begin EXERCISE MATERIAL

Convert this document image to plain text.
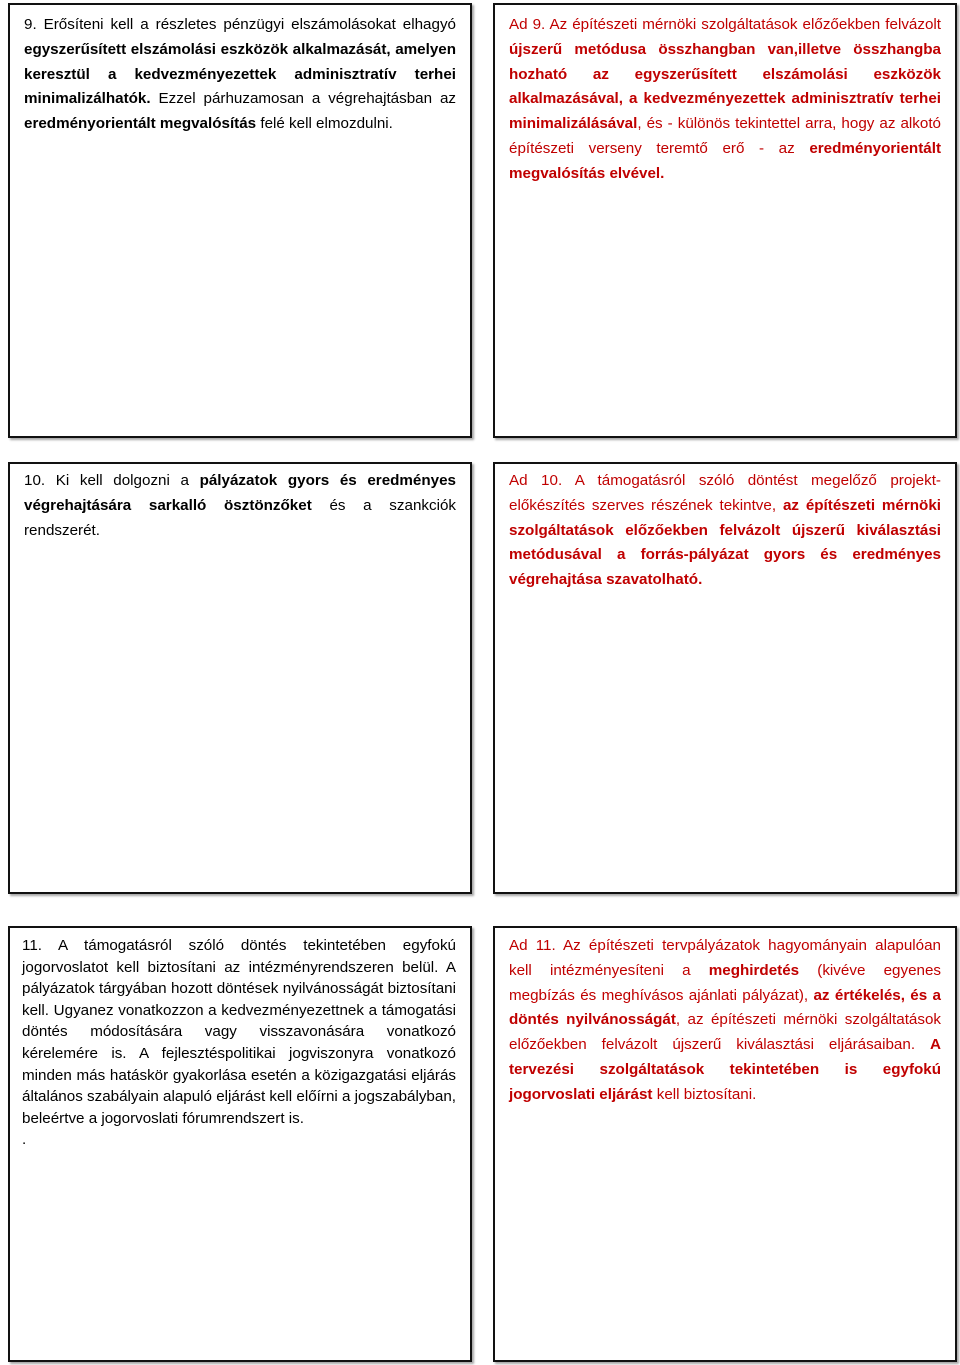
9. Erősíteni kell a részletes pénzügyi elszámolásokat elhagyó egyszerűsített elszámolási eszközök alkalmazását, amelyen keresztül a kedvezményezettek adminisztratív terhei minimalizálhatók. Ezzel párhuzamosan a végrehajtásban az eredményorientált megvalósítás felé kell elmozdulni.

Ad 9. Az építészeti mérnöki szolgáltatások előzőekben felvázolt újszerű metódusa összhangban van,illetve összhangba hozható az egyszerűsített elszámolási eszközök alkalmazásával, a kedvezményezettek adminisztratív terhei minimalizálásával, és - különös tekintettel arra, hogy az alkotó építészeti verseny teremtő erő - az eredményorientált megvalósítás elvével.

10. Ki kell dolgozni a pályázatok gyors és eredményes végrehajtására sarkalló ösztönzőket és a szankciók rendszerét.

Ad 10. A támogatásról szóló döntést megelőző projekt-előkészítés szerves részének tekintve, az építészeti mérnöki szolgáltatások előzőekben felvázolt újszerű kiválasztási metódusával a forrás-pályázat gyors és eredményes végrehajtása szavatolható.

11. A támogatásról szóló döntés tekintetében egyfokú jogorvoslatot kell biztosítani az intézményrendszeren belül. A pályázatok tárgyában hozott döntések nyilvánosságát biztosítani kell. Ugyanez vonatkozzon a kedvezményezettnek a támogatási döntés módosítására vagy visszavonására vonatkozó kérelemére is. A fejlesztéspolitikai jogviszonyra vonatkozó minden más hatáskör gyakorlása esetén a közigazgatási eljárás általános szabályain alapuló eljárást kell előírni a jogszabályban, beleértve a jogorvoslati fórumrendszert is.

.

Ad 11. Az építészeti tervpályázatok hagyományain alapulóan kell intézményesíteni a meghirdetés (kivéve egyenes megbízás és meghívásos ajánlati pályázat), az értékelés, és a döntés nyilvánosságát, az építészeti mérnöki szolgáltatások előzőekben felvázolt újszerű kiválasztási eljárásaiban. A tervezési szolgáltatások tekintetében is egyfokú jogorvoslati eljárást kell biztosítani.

end EXERCISE MATERIAL

# EXERCISE BRIEF:
Set down the material above as is, without any pictures.

# THE RESULT:
Convert this document image to plain text.
9. Erősíteni kell a részletes pénzügyi elszámolásokat elhagyó egyszerűsített elszámolási eszközök alkalmazását, amelyen keresztül a kedvezményezettek adminisztratív terhei minimalizálhatók. Ezzel párhuzamosan a végrehajtásban az eredményorientált megvalósítás felé kell elmozdulni.

Ad 9. Az építészeti mérnöki szolgáltatások előzőekben felvázolt újszerű metódusa összhangban van,illetve összhangba hozható az egyszerűsített elszámolási eszközök alkalmazásával, a kedvezményezettek adminisztratív terhei minimalizálásával, és - különös tekintettel arra, hogy az alkotó építészeti verseny teremtő erő - az eredményorientált megvalósítás elvével.

10. Ki kell dolgozni a pályázatok gyors és eredményes végrehajtására sarkalló ösztönzőket és a szankciók rendszerét.

Ad 10. A támogatásról szóló döntést megelőző projekt-előkészítés szerves részének tekintve, az építészeti mérnöki szolgáltatások előzőekben felvázolt újszerű kiválasztási metódusával a forrás-pályázat gyors és eredményes végrehajtása szavatolható.

11. A támogatásról szóló döntés tekintetében egyfokú jogorvoslatot kell biztosítani az intézményrendszeren belül. A pályázatok tárgyában hozott döntések nyilvánosságát biztosítani kell. Ugyanez vonatkozzon a kedvezményezettnek a támogatási döntés módosítására vagy visszavonására vonatkozó kérelemére is. A fejlesztéspolitikai jogviszonyra vonatkozó minden más hatáskör gyakorlása esetén a közigazgatási eljárás általános szabályain alapuló eljárást kell előírni a jogszabályban, beleértve a jogorvoslati fórumrendszert is.

.

Ad 11. Az építészeti tervpályázatok hagyományain alapulóan kell intézményesíteni a meghirdetés (kivéve egyenes megbízás és meghívásos ajánlati pályázat), az értékelés, és a döntés nyilvánosságát, az építészeti mérnöki szolgáltatások előzőekben felvázolt újszerű kiválasztási eljárásaiban. A tervezési szolgáltatások tekintetében is egyfokú jogorvoslati eljárást kell biztosítani.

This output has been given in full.